## Task
Transcribe every line exactly and omit anything that is a picture.

Structured figure records:
--- Start ---
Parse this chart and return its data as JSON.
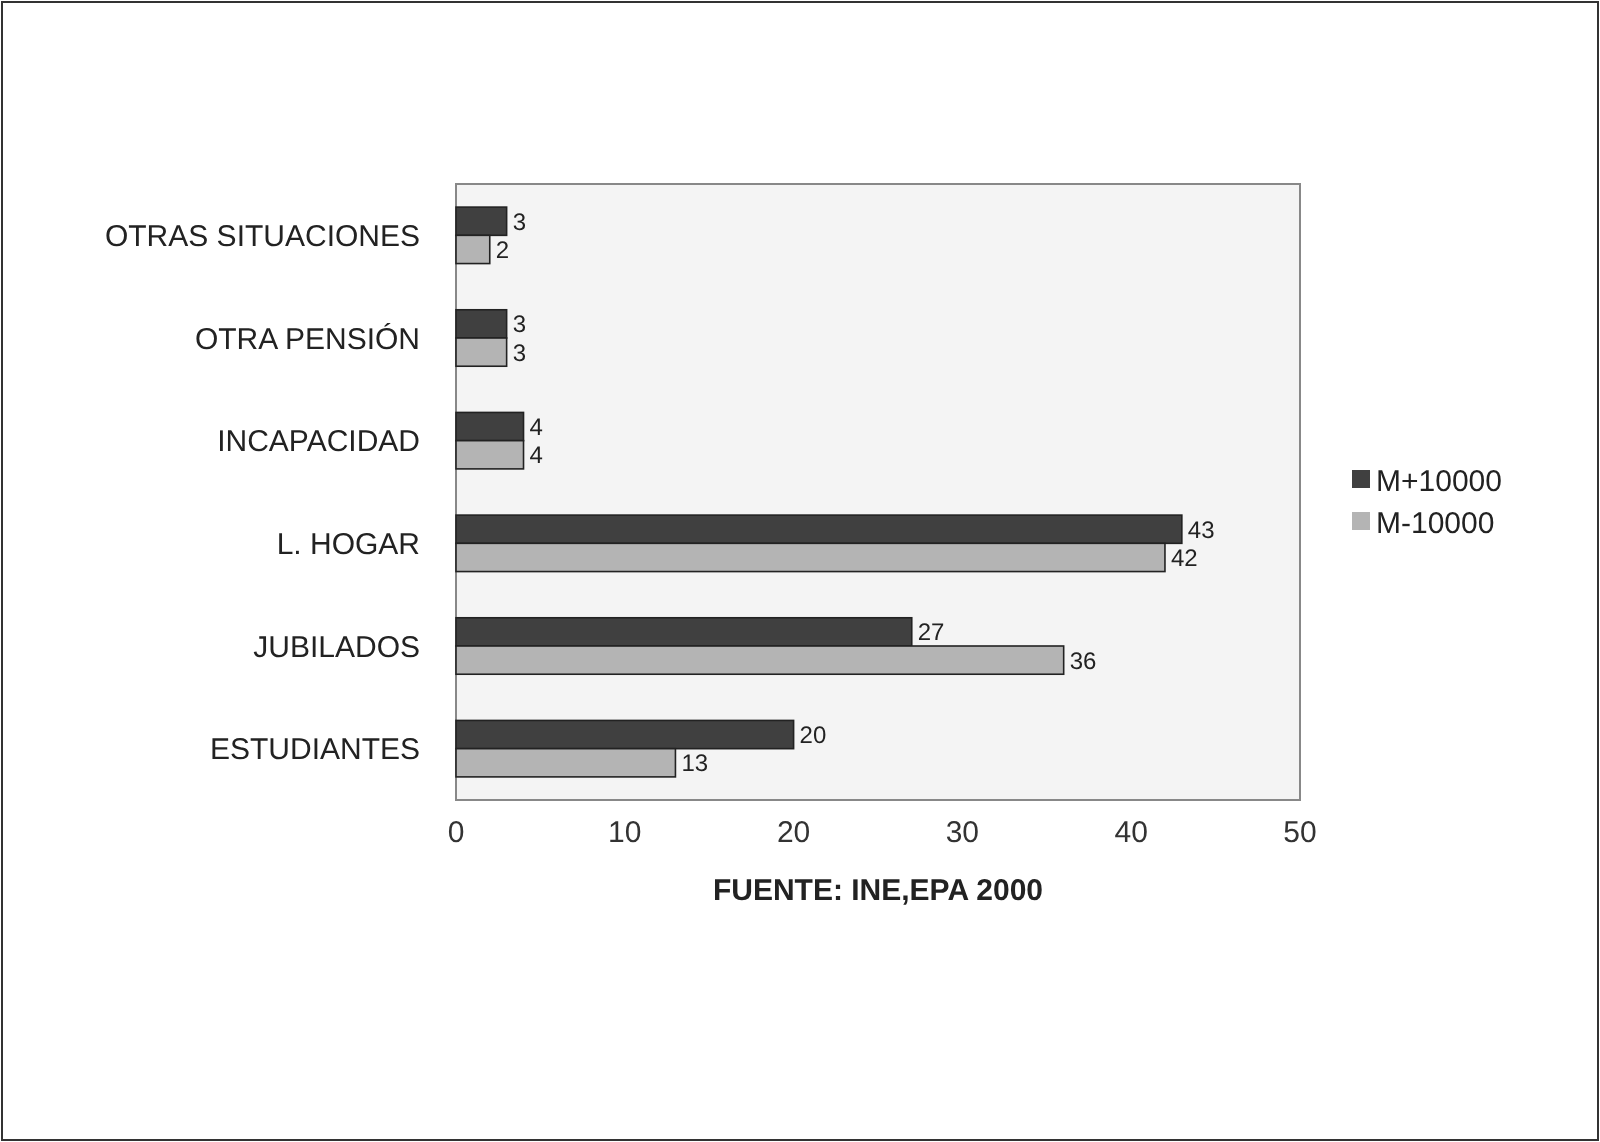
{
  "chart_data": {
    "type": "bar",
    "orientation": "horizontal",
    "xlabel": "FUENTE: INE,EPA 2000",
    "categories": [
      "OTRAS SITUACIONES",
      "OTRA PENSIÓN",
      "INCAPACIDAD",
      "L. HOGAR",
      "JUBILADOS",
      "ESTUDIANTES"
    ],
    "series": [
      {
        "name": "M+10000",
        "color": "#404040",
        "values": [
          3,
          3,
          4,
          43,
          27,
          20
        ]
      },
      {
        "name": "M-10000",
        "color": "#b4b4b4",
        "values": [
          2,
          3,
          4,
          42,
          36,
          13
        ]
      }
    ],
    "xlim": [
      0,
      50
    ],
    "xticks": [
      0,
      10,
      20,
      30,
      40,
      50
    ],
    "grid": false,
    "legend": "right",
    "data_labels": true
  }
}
--- End ---
## Task output
Parse this chart and return its data as JSON.
{
  "chart_data": {
    "type": "bar",
    "orientation": "horizontal",
    "xlabel": "FUENTE: INE,EPA 2000",
    "categories": [
      "OTRAS SITUACIONES",
      "OTRA PENSIÓN",
      "INCAPACIDAD",
      "L. HOGAR",
      "JUBILADOS",
      "ESTUDIANTES"
    ],
    "series": [
      {
        "name": "M+10000",
        "color": "#404040",
        "values": [
          3,
          3,
          4,
          43,
          27,
          20
        ]
      },
      {
        "name": "M-10000",
        "color": "#b4b4b4",
        "values": [
          2,
          3,
          4,
          42,
          36,
          13
        ]
      }
    ],
    "xlim": [
      0,
      50
    ],
    "xticks": [
      0,
      10,
      20,
      30,
      40,
      50
    ],
    "grid": false,
    "legend": "right",
    "data_labels": true
  }
}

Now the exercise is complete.